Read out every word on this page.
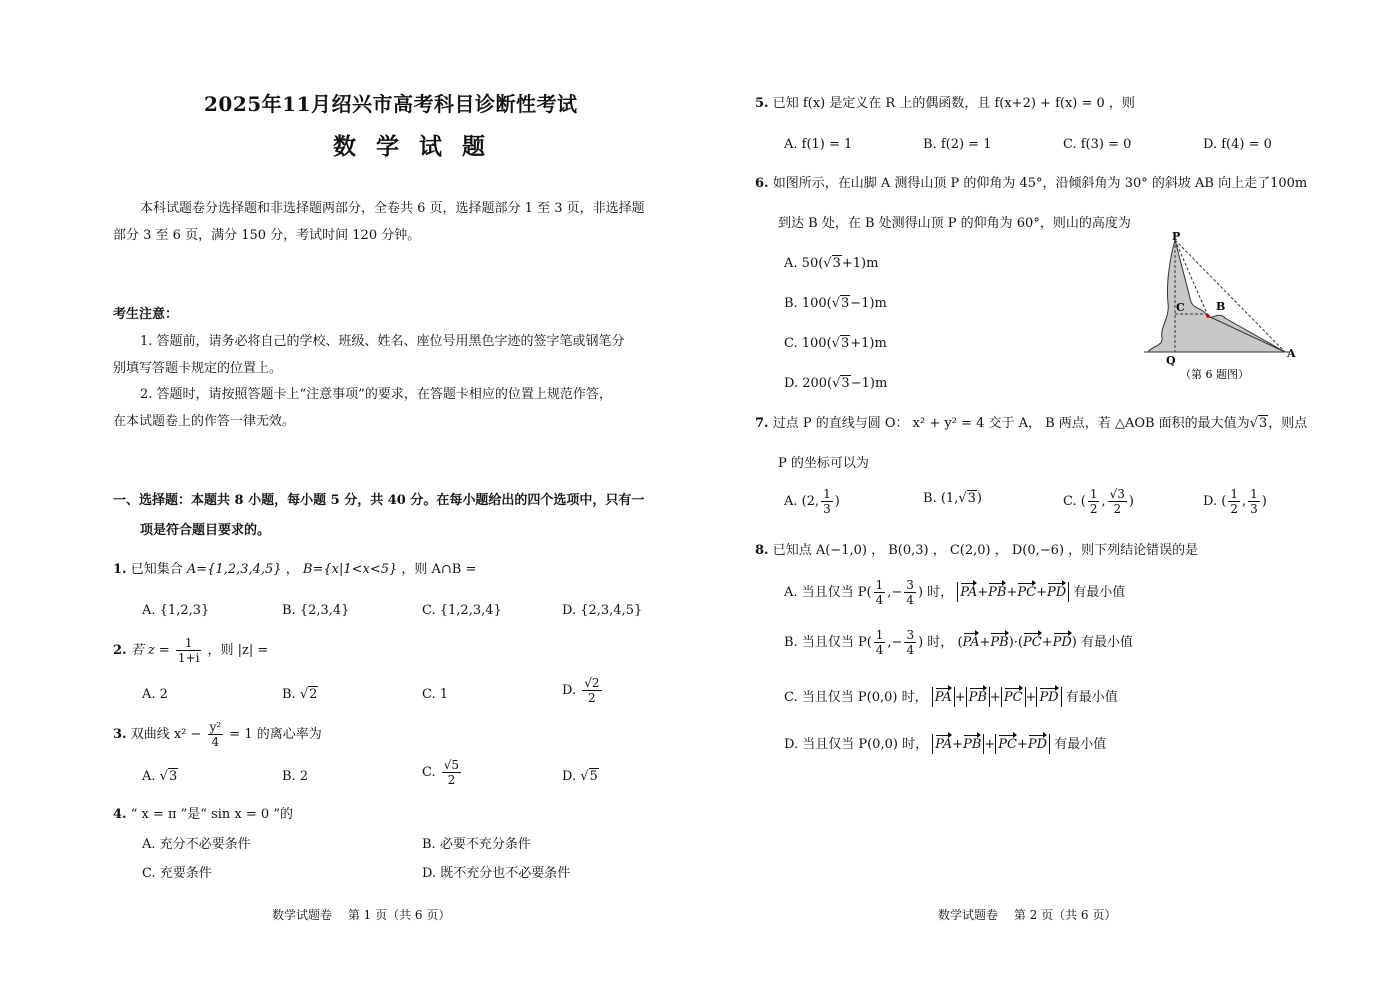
2025年11月绍兴市高考科目诊断性考试
数 学 试 题
本科试题卷分选择题和非选择题两部分，全卷共 6 页，选择题部分 1 至 3 页，非选择题
部分 3 至 6 页，满分 150 分，考试时间 120 分钟。
考生注意：
1. 答题前，请务必将自己的学校、班级、姓名、座位号用黑色字迹的签字笔或钢笔分
别填写答题卡规定的位置上。
2. 答题时，请按照答题卡上“注意事项”的要求，在答题卡相应的位置上规范作答，
在本试题卷上的作答一律无效。
一、选择题：本题共 8 小题，每小题 5 分，共 40 分。在每小题给出的四个选项中，只有一
项是符合题目要求的。
1. 已知集合 A={1,2,3,4,5} ， B={x|1<x<5} ，则 A∩B =
A. {1,2,3}	B. {2,3,4}	C. {1,2,3,4}	D. {2,3,4,5}
2. 若 $z = \frac{1}{1+i}$ ，则 |z| =
A. 2	B. √2	C. 1	D. $\frac{√2}{2}$
3. 双曲线 $x^2 - \frac{\text{y²}}{4} = 1$ 的离心率为
A. √3	B. 2	C. $\frac{√5}{2}$	D. √5
4. “ x = π ”是“ sin x = 0 ”的
A. 充分不必要条件	B. 必要不充分条件
C. 充要条件	D. 既不充分也不必要条件
数学试题卷　 第 1 页（共 6 页）
5. 已知 f(x) 是定义在 R 上的偶函数，且 f(x+2) + f(x) = 0 ，则
A. f(1) = 1	B. f(2) = 1	C. f(3) = 0	D. f(4) = 0
6. 如图所示，在山脚 A 测得山顶 P 的仰角为 45°，沿倾斜角为 30° 的斜坡 AB 向上走了100m
到达 B 处，在 B 处测得山顶 P 的仰角为 60°，则山的高度为
A. 50(√3+1)m
B. 100(√3−1)m
C. 100(√3+1)m
D. 200(√3−1)m
P
C	B
Q
A
（第 6 题图）
7. 过点 P 的直线与圆 O： x² + y² = 4 交于 A， B 两点，若 △AOB 面积的最大值为√3，则点
P 的坐标可以为
A. (2, $\frac{1}{3}$ )	B. (1,√3)	C. ( $\frac{1}{2}$ , $\frac{√3}{2}$ )	D. ( $\frac{1}{2}$ , $\frac{1}{3}$ )
8. 已知点 A(−1,0) ， B(0,3) ， C(2,0) ， D(0,−6) ，则下列结论错误的是
A. 当且仅当 $P( \frac{1}{4}$ ,− $\frac{3}{4}$ ) 时， PA+PB+PC+PD 有最小值
B. 当且仅当 $P( \frac{1}{4}$ ,− $\frac{3}{4}$ ) 时， (PA+PB)·(PC+PD) 有最小值
C. 当且仅当 P(0,0) 时， PA + PB + PC + PD 有最小值
D. 当且仅当 P(0,0) 时， PA+PB + PC+PD 有最小值
数学试题卷　 第 2 页（共 6 页）
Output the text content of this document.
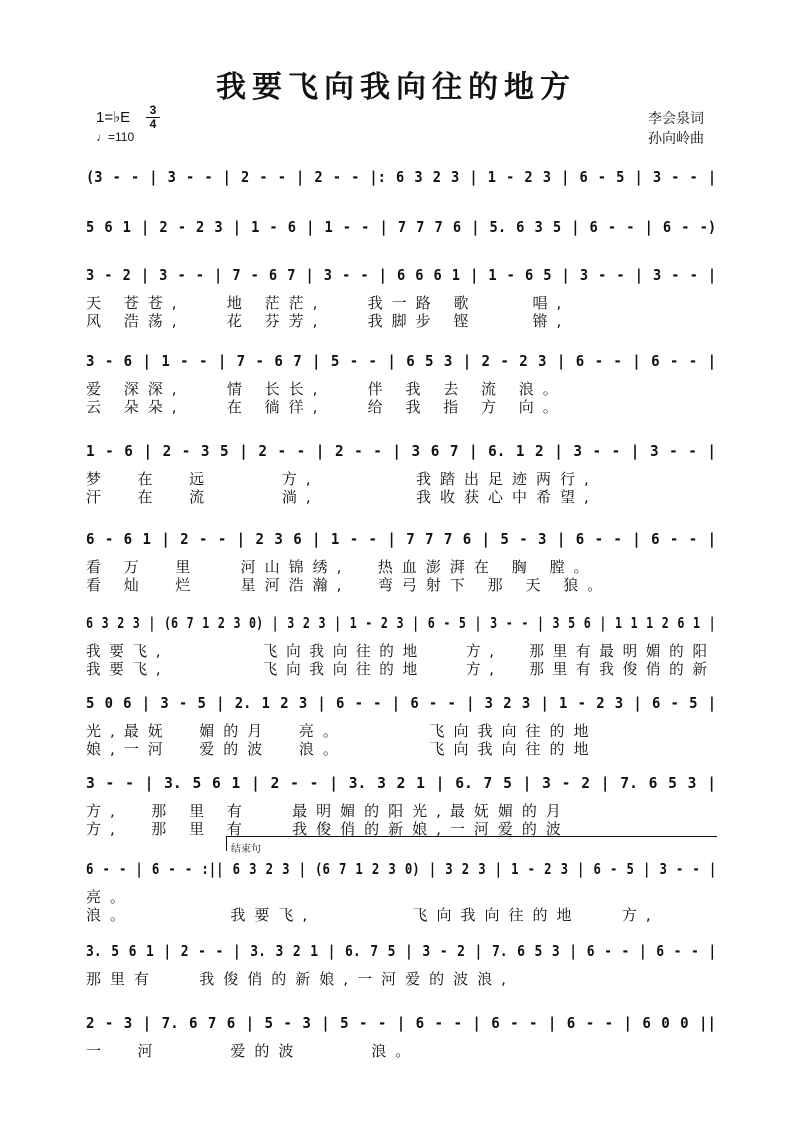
我要飞向我向往的地方
1=♭E	3
4
♩=110
李会泉词
孙向岭曲
(3 - - | 3 - - | 2 - - | 2 - - |: 6 3 2 3 | 1 - 2 3 | 6 - 5 | 3 - - |
5 6 1 | 2 - 2 3 | 1 - 6 | 1 - - | 7 7 7 6 | 5. 6 3 5 | 6 - - | 6 - -)
3 - 2 | 3 - - | 7 - 6 7 | 3 - - | 6 6 6 1 | 1 - 6 5 | 3 - - | 3 - - |
天 苍苍,   地 茫茫,   我一路 歌    唱,
风 浩荡,   花 芬芳,   我脚步 铿    锵,
3 - 6 | 1 - - | 7 - 6 7 | 5 - - | 6 5 3 | 2 - 2 3 | 6 - - | 6 - - |
爱 深深,   情 长长,   伴 我 去 流 浪。
云 朵朵,   在 徜徉,   给 我 指 方 向。
1 - 6 | 2 - 3 5 | 2 - - | 2 - - | 3 6 7 | 6. 1 2 | 3 - - | 3 - - |
梦  在  远     方,       我踏出足迹两行,
汗  在  流     淌,       我收获心中希望,
6 - 6 1 | 2 - - | 2 3 6 | 1 - - | 7 7 7 6 | 5 - 3 | 6 - - | 6 - - |
看 万  里   河山锦绣,  热血澎湃在 胸 膛。
看 灿  烂   星河浩瀚,  弯弓射下 那 天 狼。
6 3 2 3 | (6 7 1 2 3 0) | 3 2 3 | 1 - 2 3 | 6 - 5 | 3 - - | 3 5 6 | 1 1 1 2 6 1 |
我要飞,       飞向我向往的地   方,  那里有最明媚的阳
我要飞,       飞向我向往的地   方,  那里有我俊俏的新
5 0 6 | 3 - 5 | 2. 1 2 3 | 6 - - | 6 - - | 3 2 3 | 1 - 2 3 | 6 - 5 |
光,最妩  媚的月  亮。      飞向我向往的地
娘,一河  爱的波  浪。      飞向我向往的地
3 - - | 3. 5 6 1 | 2 - - | 3. 3 2 1 | 6. 7 5 | 3 - 2 | 7. 6 5 3 |
方,  那 里 有   最明媚的阳光,最妩媚的月
方,  那 里 有   我俊俏的新娘,一河爱的波
6 - - | 6 - - :|| 6 3 2 3 | (6 7 1 2 3 0) | 3 2 3 | 1 - 2 3 | 6 - 5 | 3 - - |
结束句
亮。
浪。       我要飞,       飞向我向往的地   方,
3. 5 6 1 | 2 - - | 3. 3 2 1 | 6. 7 5 | 3 - 2 | 7. 6 5 3 | 6 - - | 6 - - |
那里有   我俊俏的新娘,一河爱的波浪,
2 - 3 | 7. 6 7 6 | 5 - 3 | 5 - - | 6 - - | 6 - - | 6 - - | 6 0 0 ||
一  河     爱的波     浪。
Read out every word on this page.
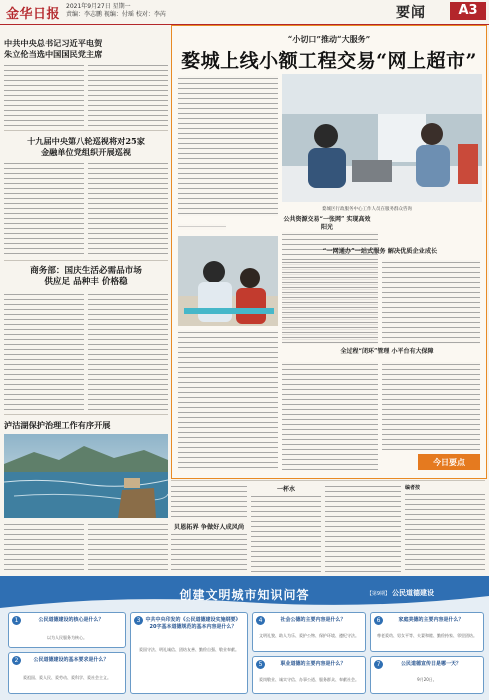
金华日报
2021年9月27日 星期一
责编：李志鹏 视编：付瑶 校对：李芮	要闻	A3
中共中央总书记习近平电贺
朱立伦当选中国国民党主席
十九届中央第八轮巡视将对25家
金融单位党组织开展巡视
商务部：国庆生活必需品市场
供应足 品种丰 价格稳
泸沽湖保护治理工作有序开展
“小切口”推动“大服务”
婺城上线小额工程交易“网上超市”
婺城区行政服务中心工作人员在服务群众咨询
公共资源交易“一张网” 实现高效阳光
“一网通办”一站式服务 解决优质企业成长
全过程“闭环”管理 小平台有大保障
今日要点
贝恩拓界 争做好人成风尚
一杯水	编者按
创建文明城市知识问答	【第9期】 公民道德建设
1	公民道德建设的核心是什么？
以为人民服务为核心。
2	公民道德建设的基本要求是什么？
爱祖国、爱人民、爱劳动、爱科学、爱社会主义。
3	中共中央印发的《公民道德建设实施纲要》20字基本道德规范的基本内容是什么？
爱国守法、明礼诚信、团结友善、勤俭自强、敬业奉献。
4	社会公德的主要内容是什么？
文明礼貌、助人为乐、爱护公物、保护环境、遵纪守法。
5	职业道德的主要内容是什么？
爱岗敬业、诚实守信、办事公道、服务群众、奉献社会。
6	家庭美德的主要内容是什么？
尊老爱幼、男女平等、夫妻和睦、勤俭持家、邻里团结。
7	公民道德宣传日是哪一天？
9月20日。
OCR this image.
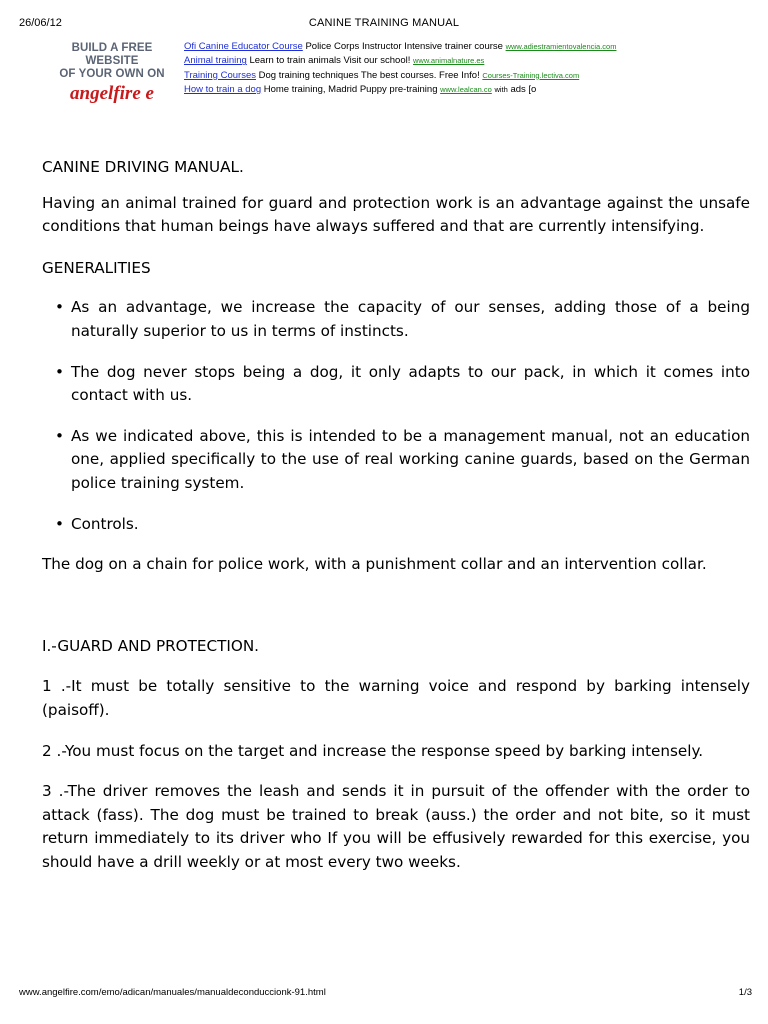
26/06/12	CANINE TRAINING MANUAL
BUILD A FREE WEBSITE
OF YOUR OWN ON
angelfire e
Ofi Canine Educator Course Police Corps Instructor Intensive trainer course www.adiestramientovalencia.com
Animal training Learn to train animals Visit our school! www.animalnature.es
Training Courses Dog training techniques The best courses. Free Info! Courses-Training.lectiva.com
How to train a dog Home training, Madrid Puppy pre-training www.lealcan.co with ads [o

CANINE DRIVING MANUAL.

Having an animal trained for guard and protection work is an advantage against the unsafe conditions that human beings have always suffered and that are currently intensifying.

GENERALITIES

• As an advantage, we increase the capacity of our senses, adding those of a being naturally superior to us in terms of instincts.
• The dog never stops being a dog, it only adapts to our pack, in which it comes into contact with us.
• As we indicated above, this is intended to be a management manual, not an education one, applied specifically to the use of real working canine guards, based on the German police training system.
• Controls.

The dog on a chain for police work, with a punishment collar and an intervention collar.

I.-GUARD AND PROTECTION.

1 .-It must be totally sensitive to the warning voice and respond by barking intensely (paisoff).

2 .-You must focus on the target and increase the response speed by barking intensely.

3 .-The driver removes the leash and sends it in pursuit of the offender with the order to attack (fass). The dog must be trained to break (auss.) the order and not bite, so it must return immediately to its driver who If you will be effusively rewarded for this exercise, you should have a drill weekly or at most every two weeks.

www.angelfire.com/emo/adican/manuales/manualdeconduccionk-91.html	1/3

================================

List each line of the entries that holds the string "with".

How to train a dog Home training, Madrid Puppy pre-training www.lealcan.co with ads [o
• The dog never stops being a dog, it only adapts to our pack, in which it comes into contact with us.
The dog on a chain for police work, with a punishment collar and an intervention collar.
3 .-The driver removes the leash and sends it in pursuit of the offender with the order to attack (fass). The dog must be trained to break (auss.) the order and not bite, so it must return immediately to its driver who If you will be effusively rewarded for this exercise, you should have a drill weekly or at most every two weeks.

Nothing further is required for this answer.